- Records from a data collection -
--------

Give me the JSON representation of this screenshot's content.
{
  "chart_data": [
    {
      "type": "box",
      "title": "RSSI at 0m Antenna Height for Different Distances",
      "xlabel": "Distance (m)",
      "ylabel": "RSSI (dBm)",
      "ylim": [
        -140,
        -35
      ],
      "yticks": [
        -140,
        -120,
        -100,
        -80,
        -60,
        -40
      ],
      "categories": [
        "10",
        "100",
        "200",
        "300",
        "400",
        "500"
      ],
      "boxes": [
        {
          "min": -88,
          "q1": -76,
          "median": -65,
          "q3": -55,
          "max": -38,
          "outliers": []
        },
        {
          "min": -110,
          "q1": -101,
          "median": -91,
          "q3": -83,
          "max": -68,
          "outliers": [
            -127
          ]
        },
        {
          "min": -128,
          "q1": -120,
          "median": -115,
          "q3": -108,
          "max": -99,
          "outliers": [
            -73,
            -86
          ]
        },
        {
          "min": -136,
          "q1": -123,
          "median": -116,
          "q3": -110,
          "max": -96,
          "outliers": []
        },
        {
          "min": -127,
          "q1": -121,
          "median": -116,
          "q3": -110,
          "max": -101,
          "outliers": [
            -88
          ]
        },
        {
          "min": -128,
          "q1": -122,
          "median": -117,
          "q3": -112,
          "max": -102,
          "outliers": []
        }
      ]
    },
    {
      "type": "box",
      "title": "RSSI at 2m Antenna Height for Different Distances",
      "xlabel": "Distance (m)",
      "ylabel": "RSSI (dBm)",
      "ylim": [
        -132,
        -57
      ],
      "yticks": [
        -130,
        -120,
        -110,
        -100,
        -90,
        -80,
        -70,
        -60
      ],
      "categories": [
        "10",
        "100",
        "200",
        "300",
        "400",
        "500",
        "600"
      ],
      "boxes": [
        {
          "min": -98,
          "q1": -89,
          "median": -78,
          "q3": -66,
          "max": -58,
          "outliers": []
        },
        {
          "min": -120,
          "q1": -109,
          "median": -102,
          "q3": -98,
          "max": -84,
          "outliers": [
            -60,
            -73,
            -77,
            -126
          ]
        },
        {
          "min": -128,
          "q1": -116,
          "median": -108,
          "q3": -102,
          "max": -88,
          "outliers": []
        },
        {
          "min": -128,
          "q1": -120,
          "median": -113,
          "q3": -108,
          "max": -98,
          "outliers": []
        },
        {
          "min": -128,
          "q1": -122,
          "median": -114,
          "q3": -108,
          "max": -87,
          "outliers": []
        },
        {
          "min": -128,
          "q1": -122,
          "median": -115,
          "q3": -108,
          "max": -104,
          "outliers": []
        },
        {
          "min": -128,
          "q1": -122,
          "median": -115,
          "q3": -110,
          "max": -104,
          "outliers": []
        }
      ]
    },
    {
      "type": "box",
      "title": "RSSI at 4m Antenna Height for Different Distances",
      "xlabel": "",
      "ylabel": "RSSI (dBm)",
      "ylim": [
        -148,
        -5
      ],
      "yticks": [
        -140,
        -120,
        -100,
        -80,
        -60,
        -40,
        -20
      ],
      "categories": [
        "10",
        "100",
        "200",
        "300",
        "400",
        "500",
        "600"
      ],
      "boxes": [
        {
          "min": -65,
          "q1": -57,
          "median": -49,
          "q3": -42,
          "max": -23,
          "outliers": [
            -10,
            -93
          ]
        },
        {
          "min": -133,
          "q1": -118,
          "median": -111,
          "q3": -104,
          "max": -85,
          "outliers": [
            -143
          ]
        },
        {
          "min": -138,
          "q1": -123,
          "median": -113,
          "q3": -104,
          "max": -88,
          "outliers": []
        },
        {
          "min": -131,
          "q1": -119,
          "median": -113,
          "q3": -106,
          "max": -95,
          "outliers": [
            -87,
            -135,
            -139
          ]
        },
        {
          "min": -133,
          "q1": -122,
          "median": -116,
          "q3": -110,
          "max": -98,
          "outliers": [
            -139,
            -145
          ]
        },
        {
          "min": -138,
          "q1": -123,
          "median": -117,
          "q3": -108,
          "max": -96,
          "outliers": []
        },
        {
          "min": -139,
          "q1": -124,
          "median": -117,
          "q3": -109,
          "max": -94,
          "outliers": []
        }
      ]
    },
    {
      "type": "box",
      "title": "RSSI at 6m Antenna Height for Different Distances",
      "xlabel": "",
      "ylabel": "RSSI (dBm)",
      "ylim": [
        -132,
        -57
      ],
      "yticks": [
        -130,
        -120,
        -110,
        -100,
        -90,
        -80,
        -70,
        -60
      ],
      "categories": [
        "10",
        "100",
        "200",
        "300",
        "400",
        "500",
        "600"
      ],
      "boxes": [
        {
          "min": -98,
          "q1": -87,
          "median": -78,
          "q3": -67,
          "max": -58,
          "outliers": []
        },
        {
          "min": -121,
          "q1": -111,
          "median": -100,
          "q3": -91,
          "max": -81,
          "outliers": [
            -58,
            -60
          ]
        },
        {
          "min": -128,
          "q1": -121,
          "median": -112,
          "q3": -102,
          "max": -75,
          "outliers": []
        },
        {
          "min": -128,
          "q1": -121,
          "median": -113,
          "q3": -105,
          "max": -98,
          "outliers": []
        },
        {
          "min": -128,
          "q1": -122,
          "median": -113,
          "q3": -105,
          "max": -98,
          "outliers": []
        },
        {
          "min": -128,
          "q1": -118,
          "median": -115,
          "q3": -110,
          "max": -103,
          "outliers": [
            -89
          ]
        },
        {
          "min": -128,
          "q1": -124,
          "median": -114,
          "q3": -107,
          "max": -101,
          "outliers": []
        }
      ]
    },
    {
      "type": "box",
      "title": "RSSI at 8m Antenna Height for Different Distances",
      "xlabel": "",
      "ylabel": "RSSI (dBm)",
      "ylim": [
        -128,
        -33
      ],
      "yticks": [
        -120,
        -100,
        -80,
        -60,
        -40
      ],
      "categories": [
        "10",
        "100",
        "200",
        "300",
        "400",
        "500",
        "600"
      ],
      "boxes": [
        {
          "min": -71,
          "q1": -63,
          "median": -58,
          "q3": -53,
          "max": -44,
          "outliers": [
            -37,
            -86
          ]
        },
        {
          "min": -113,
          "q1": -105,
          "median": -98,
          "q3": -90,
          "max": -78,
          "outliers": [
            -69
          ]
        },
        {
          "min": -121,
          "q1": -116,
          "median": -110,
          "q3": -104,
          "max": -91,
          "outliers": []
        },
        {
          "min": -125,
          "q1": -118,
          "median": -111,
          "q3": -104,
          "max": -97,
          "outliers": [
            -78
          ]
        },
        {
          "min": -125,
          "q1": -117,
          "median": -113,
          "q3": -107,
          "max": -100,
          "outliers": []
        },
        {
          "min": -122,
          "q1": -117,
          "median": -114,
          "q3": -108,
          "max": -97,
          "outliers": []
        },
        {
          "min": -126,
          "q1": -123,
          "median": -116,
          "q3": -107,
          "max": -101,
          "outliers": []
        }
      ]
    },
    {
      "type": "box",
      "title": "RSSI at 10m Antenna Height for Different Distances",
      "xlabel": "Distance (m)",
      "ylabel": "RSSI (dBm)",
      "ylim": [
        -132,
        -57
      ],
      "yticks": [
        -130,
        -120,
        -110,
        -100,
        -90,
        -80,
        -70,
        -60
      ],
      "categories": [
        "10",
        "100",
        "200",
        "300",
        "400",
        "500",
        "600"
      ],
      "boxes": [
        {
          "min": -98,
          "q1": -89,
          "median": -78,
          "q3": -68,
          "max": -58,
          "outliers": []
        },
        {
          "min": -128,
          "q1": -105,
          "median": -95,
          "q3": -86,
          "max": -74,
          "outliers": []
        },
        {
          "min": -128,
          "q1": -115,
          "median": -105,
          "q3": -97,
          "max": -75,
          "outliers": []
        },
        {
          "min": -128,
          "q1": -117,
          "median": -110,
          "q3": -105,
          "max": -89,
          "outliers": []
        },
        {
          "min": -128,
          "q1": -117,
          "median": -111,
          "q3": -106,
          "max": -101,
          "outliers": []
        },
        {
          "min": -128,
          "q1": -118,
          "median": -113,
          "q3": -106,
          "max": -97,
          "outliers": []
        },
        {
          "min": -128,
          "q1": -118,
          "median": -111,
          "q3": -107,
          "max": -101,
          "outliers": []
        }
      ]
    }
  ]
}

--------

- Required task -
Copy every line in the listing above where the string "Antenna" turns up.

- Response below -
      "title": "RSSI at 0m Antenna Height for Different Distances",
      "title": "RSSI at 2m Antenna Height for Different Distances",
      "title": "RSSI at 4m Antenna Height for Different Distances",
      "title": "RSSI at 6m Antenna Height for Different Distances",
      "title": "RSSI at 8m Antenna Height for Different Distances",
      "title": "RSSI at 10m Antenna Height for Different Distances",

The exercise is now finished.